§ Prompt
Wherever a line in the data below holds "this", copy that line.

§ Records that describe figures

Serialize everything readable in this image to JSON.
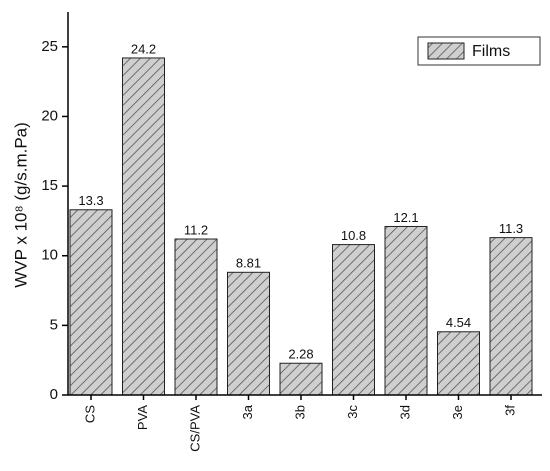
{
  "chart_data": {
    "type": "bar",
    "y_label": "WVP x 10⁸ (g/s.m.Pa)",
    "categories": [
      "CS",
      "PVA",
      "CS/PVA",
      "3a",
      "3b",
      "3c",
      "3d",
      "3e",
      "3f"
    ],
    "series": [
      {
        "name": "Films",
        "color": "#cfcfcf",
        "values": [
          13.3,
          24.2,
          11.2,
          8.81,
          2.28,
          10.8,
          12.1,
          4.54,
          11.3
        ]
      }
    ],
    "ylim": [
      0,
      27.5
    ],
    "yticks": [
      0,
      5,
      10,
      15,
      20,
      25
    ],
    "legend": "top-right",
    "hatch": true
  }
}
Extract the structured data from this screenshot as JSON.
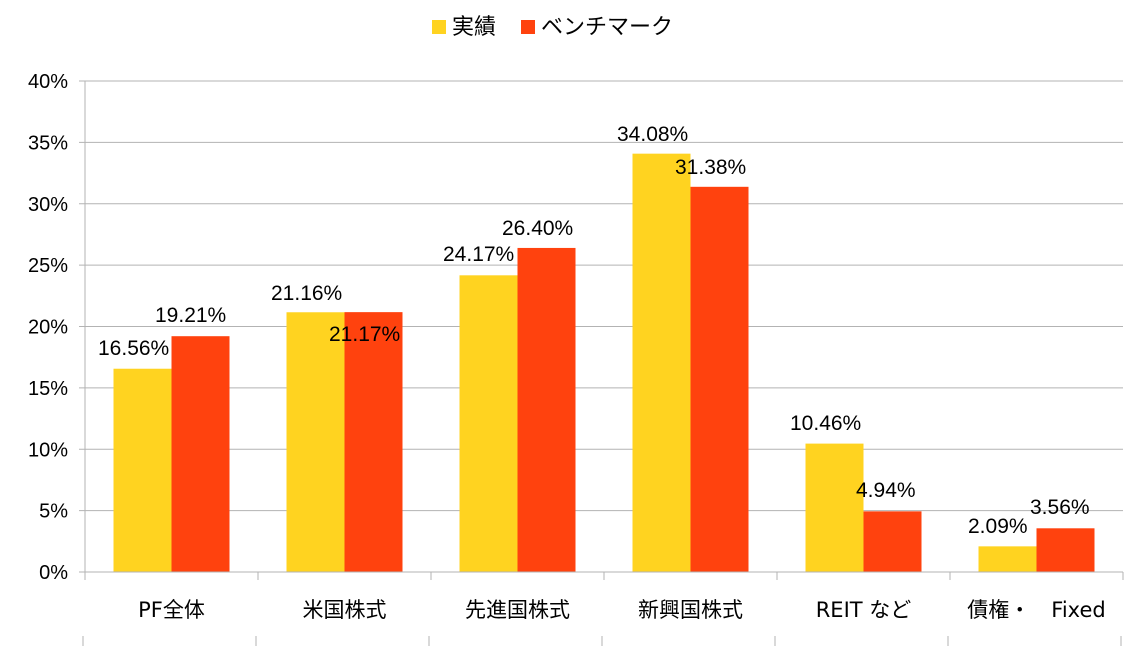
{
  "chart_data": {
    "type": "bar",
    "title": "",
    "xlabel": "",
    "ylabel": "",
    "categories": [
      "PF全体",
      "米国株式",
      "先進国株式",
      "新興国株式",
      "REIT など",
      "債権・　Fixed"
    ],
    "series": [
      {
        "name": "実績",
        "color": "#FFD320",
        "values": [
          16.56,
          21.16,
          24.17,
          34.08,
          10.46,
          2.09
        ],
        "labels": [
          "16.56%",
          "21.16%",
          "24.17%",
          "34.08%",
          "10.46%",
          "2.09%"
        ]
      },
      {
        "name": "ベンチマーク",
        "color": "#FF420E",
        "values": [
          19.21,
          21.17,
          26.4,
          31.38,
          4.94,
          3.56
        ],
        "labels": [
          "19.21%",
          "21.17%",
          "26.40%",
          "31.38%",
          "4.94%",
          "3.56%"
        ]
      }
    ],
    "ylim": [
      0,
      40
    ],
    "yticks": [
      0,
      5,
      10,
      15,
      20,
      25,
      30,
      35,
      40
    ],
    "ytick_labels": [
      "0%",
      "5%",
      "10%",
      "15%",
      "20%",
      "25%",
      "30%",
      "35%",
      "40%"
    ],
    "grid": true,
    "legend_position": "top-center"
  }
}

§ The response
Serialize everything readable in this image to JSON.
Extract the structured data from this screenshot as JSON.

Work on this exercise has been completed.